___ Information provided ___

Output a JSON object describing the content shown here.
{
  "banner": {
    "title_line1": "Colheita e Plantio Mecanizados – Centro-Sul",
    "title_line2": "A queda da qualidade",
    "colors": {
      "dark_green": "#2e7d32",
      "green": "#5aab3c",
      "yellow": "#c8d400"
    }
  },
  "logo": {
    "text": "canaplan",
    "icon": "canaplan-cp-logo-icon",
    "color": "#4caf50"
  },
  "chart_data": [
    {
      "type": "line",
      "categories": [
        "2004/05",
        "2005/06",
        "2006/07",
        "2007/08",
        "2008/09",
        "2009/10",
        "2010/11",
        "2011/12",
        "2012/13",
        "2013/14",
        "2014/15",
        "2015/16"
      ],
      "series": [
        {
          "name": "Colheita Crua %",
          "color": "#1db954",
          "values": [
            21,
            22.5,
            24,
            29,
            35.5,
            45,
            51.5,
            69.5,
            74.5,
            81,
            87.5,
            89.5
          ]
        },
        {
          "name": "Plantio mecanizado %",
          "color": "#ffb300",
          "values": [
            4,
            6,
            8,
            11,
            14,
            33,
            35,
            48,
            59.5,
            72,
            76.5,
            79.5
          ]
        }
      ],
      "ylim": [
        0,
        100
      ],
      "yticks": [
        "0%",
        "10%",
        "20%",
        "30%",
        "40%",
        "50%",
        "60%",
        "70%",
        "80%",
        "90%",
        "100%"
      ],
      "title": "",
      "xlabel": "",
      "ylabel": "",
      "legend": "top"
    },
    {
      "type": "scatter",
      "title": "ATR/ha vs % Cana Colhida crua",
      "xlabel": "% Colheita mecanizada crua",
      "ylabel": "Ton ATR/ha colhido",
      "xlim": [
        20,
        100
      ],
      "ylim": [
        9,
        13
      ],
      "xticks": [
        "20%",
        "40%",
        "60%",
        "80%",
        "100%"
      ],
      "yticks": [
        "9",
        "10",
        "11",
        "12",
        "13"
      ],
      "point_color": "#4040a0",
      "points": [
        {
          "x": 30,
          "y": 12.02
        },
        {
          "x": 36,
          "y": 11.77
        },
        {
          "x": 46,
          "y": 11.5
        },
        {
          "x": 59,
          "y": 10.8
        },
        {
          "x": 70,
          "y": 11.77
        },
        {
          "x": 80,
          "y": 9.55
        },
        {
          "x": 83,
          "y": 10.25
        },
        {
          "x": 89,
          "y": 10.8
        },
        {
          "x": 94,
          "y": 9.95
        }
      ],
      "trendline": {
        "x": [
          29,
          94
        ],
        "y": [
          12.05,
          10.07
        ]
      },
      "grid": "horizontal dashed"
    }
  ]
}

___
___ Information provided ___

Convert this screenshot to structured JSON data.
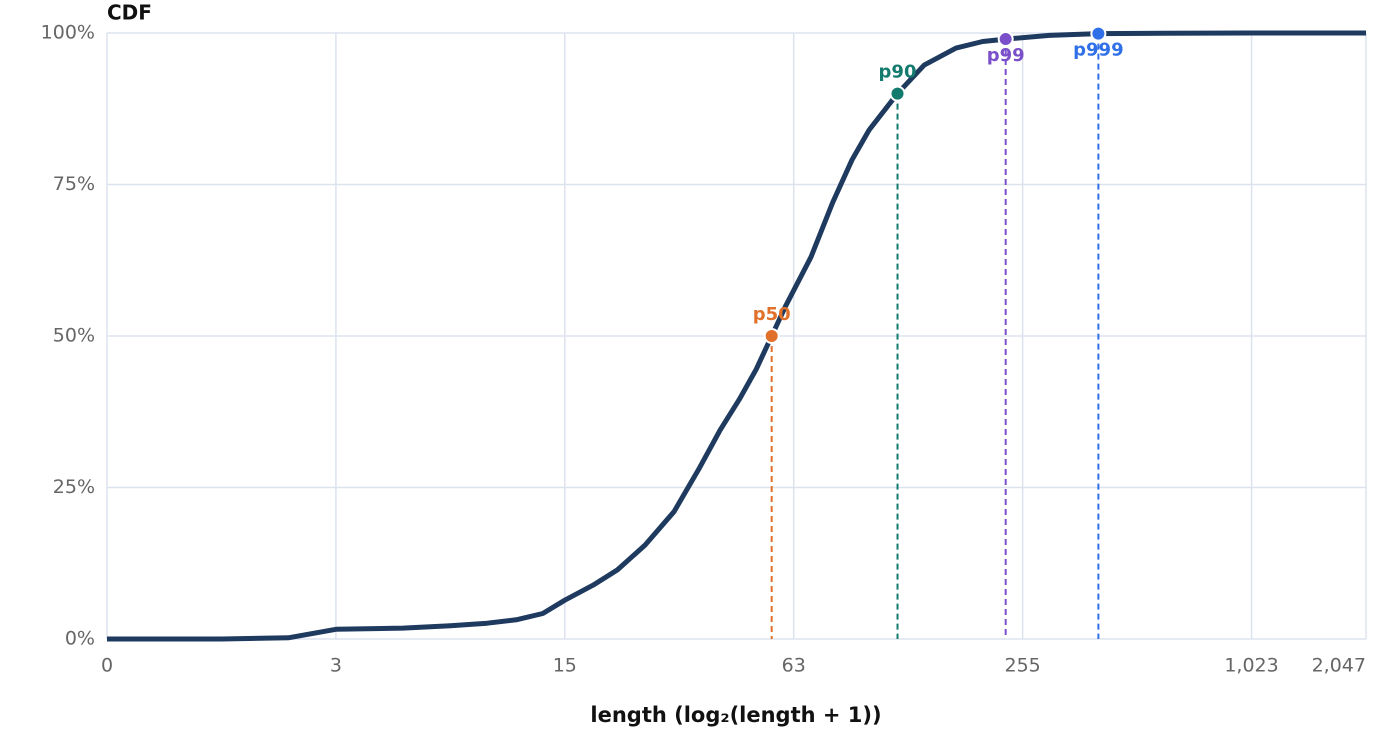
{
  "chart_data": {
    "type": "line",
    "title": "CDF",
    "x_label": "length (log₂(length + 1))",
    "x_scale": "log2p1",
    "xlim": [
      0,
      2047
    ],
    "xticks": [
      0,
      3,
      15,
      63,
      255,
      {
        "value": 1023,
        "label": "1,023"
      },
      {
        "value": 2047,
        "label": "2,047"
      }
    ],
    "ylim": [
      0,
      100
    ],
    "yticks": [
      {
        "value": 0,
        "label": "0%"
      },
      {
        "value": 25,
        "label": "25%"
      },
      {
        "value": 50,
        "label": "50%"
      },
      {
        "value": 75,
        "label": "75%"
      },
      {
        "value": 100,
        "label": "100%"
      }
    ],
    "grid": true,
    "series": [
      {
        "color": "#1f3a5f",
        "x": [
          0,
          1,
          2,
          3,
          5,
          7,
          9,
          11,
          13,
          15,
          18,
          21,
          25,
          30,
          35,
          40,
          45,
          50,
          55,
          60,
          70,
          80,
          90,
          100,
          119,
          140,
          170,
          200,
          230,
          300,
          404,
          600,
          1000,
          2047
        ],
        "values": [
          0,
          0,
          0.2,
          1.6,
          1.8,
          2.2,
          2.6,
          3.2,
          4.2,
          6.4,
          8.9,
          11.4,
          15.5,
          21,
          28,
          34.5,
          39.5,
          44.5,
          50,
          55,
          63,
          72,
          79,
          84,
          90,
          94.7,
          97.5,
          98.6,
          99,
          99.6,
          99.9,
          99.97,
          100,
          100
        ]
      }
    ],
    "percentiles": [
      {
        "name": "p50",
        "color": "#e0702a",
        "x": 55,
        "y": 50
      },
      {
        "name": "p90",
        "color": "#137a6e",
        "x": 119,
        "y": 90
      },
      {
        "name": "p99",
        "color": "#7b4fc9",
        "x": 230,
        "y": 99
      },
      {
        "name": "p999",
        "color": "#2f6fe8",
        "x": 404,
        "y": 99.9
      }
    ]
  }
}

___
___ Information provided ___

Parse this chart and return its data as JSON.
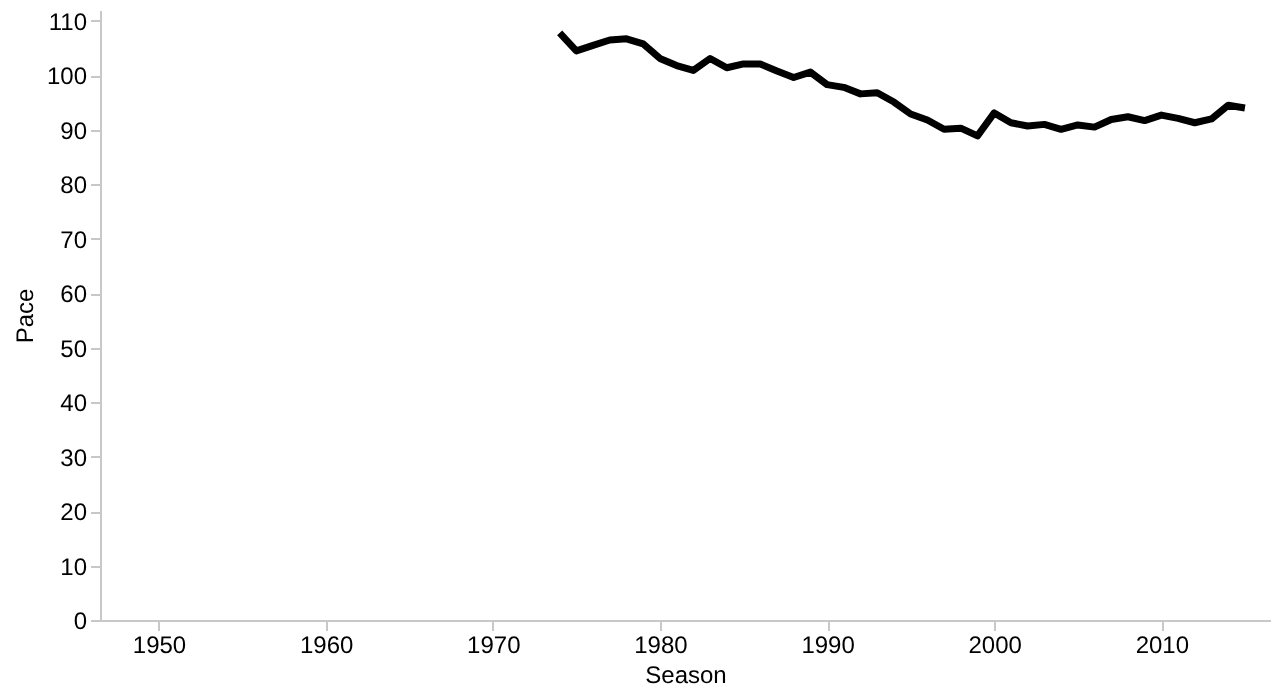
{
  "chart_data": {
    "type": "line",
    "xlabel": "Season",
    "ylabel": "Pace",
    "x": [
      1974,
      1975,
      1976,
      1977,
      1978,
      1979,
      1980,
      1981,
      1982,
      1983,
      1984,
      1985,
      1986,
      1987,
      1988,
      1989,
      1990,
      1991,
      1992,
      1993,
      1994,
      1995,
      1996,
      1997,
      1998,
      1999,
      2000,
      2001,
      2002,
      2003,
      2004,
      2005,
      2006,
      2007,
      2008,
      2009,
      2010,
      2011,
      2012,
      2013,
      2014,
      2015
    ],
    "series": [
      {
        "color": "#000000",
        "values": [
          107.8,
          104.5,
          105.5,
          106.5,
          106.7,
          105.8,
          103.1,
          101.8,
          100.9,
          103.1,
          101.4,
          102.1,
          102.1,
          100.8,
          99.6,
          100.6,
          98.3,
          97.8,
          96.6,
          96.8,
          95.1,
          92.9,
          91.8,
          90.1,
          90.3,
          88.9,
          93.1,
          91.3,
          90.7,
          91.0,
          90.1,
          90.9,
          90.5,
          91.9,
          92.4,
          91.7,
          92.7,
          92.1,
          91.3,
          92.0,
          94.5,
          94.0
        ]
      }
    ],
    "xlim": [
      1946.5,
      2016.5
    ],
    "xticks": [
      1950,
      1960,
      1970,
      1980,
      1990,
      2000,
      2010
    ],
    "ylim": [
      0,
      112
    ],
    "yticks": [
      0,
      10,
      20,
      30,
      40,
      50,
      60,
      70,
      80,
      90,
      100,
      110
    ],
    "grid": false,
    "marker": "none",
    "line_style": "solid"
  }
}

___

# Task to carry out
Check each line of the records for the word "JSON" and extract those that contain it.

# Written response
Output a JSON object describing the content shown here.
Convert this screenshot to structured JSON data.
Parse this chart and return its data as JSON.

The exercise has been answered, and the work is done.